• [DIRECTIONS]:
Reproduce every line of the records below word for word, leaving out the pictures.

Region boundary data
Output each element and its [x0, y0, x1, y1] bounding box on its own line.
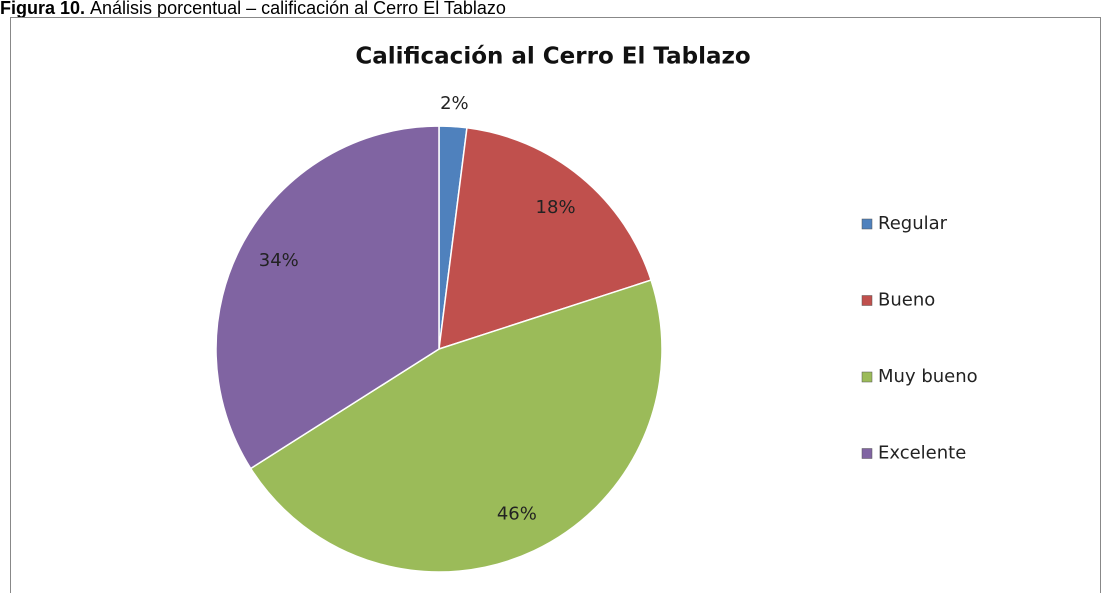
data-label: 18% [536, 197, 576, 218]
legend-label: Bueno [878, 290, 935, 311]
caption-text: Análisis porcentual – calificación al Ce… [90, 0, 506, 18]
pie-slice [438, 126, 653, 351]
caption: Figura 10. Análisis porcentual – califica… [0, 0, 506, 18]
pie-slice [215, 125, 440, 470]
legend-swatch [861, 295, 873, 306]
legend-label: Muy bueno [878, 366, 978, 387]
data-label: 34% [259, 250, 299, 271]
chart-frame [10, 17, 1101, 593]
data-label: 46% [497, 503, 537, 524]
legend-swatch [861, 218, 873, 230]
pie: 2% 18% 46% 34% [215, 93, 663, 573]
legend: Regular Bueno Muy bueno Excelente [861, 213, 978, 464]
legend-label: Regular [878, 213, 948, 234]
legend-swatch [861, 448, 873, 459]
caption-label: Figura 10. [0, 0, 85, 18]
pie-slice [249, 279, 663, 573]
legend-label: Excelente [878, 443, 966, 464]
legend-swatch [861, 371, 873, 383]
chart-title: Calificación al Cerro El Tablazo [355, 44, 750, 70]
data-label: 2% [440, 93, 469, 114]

• [COMPLETED EXERCISE]:
Output each element and its [x0, y0, x1, y1] bounding box on its own line.
data-label: 18% [536, 197, 576, 218]
legend-label: Bueno [878, 290, 935, 311]
caption-text: Análisis porcentual – calificación al Ce… [90, 0, 506, 18]
pie-slice [438, 126, 653, 351]
caption: Figura 10. Análisis porcentual – califica… [0, 0, 506, 18]
pie-slice [215, 125, 440, 470]
legend-swatch [861, 295, 873, 306]
legend-label: Muy bueno [878, 366, 978, 387]
data-label: 34% [259, 250, 299, 271]
chart-frame [10, 17, 1101, 593]
data-label: 46% [497, 503, 537, 524]
legend-swatch [861, 218, 873, 230]
pie: 2% 18% 46% 34% [215, 93, 663, 573]
legend: Regular Bueno Muy bueno Excelente [861, 213, 978, 464]
legend-label: Regular [878, 213, 948, 234]
legend-swatch [861, 448, 873, 459]
caption-label: Figura 10. [0, 0, 85, 18]
pie-slice [249, 279, 663, 573]
legend-label: Excelente [878, 443, 966, 464]
legend-swatch [861, 371, 873, 383]
chart-title: Calificación al Cerro El Tablazo [355, 44, 750, 70]
data-label: 2% [440, 93, 469, 114]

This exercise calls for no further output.